▶ [Rows]
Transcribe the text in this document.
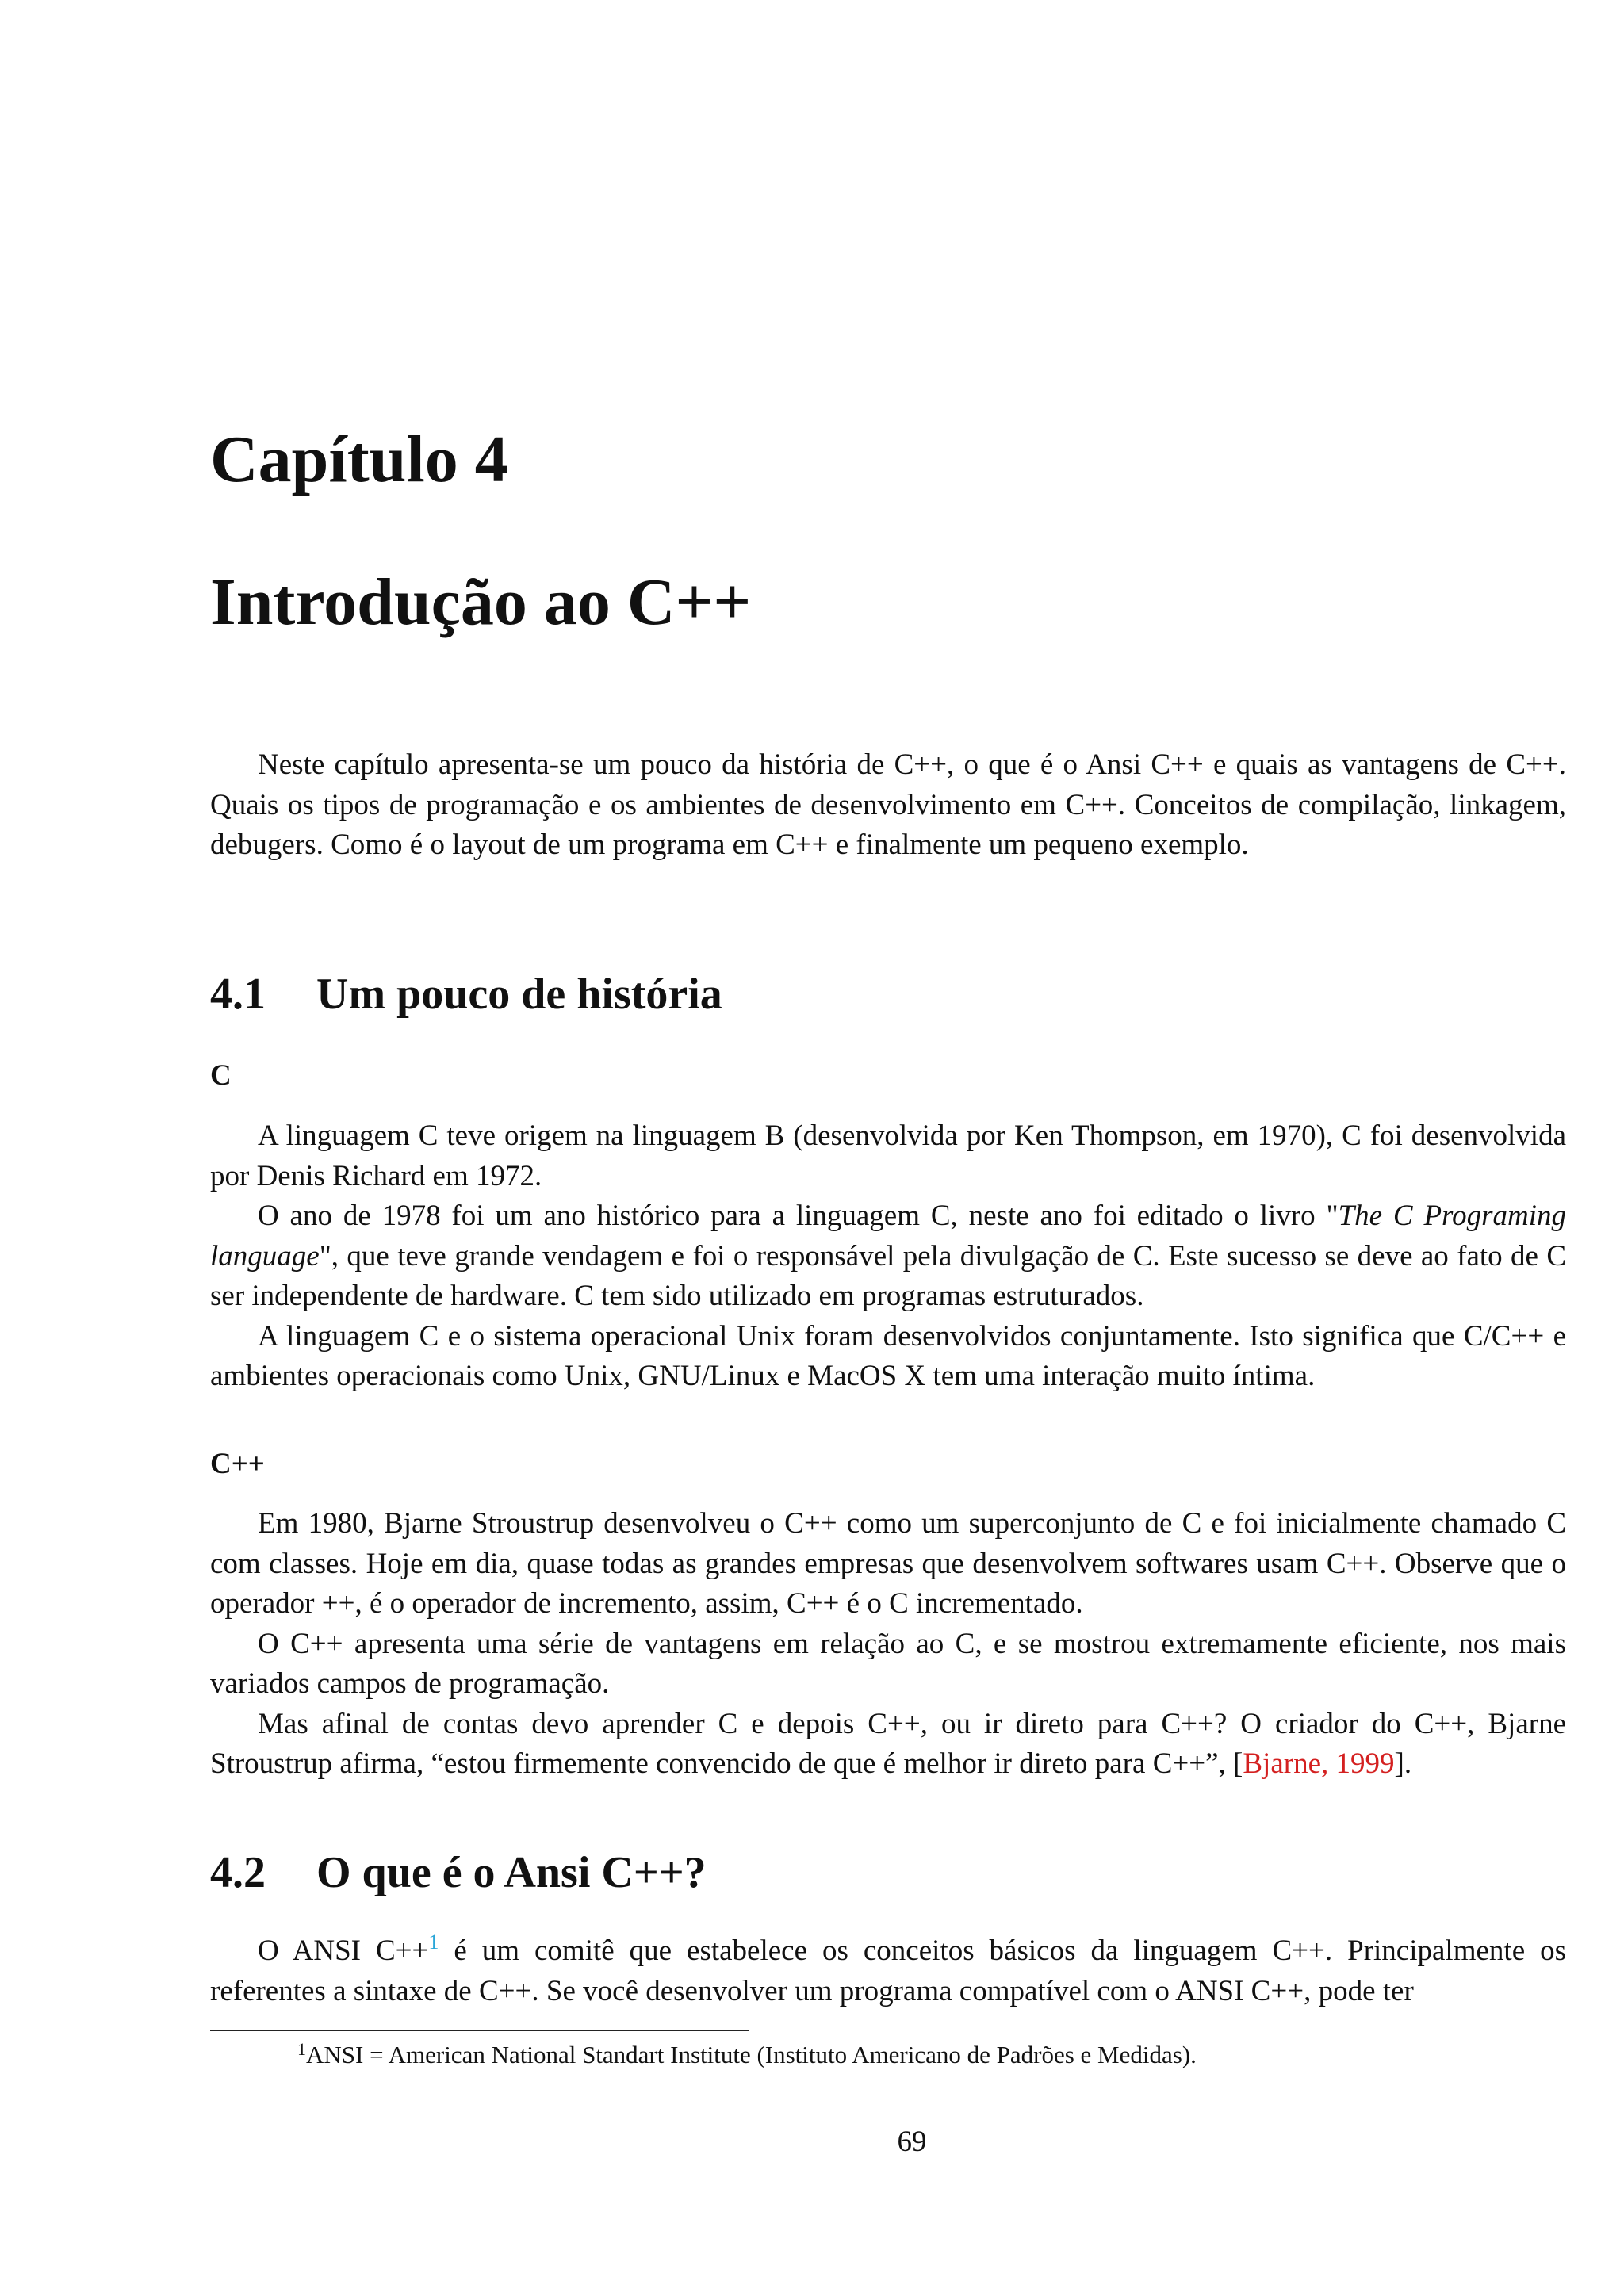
Capítulo 4
Introdução ao C++

Neste capítulo apresenta-se um pouco da história de C++, o que é o Ansi C++ e quais as vantagens de C++. Quais os tipos de programação e os ambientes de desenvolvimento em C++. Conceitos de compilação, linkagem, debugers. Como é o layout de um programa em C++ e finalmente um pequeno exemplo.

4.1 Um pouco de história
C

A linguagem C teve origem na linguagem B (desenvolvida por Ken Thompson, em 1970), C foi desenvolvida por Denis Richard em 1972.

O ano de 1978 foi um ano histórico para a linguagem C, neste ano foi editado o livro "The C Programing language", que teve grande vendagem e foi o responsável pela divulgação de C. Este sucesso se deve ao fato de C ser independente de hardware. C tem sido utilizado em programas estruturados.

A linguagem C e o sistema operacional Unix foram desenvolvidos conjuntamente. Isto significa que C/C++ e ambientes operacionais como Unix, GNU/Linux e MacOS X tem uma interação muito íntima.

C++

Em 1980, Bjarne Stroustrup desenvolveu o C++ como um superconjunto de C e foi inicialmente chamado C com classes. Hoje em dia, quase todas as grandes empresas que desenvolvem softwares usam C++. Observe que o operador ++, é o operador de incremento, assim, C++ é o C incrementado.

O C++ apresenta uma série de vantagens em relação ao C, e se mostrou extremamente eficiente, nos mais variados campos de programação.

Mas afinal de contas devo aprender C e depois C++, ou ir direto para C++? O criador do C++, Bjarne Stroustrup afirma, “estou firmemente convencido de que é melhor ir direto para C++”, [Bjarne, 1999].

4.2 O que é o Ansi C++?

O ANSI C++$^1$ é um comitê que estabelece os conceitos básicos da linguagem C++. Principalmente os referentes a sintaxe de C++. Se você desenvolver um programa compatível com o ANSI C++, pode ter

$^1$ANSI = American National Standart Institute (Instituto Americano de Padrões e Medidas).

69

▶ [Set task]
Give the number of lines in the data that contain "história", with no other words.

▶ [Reply]
2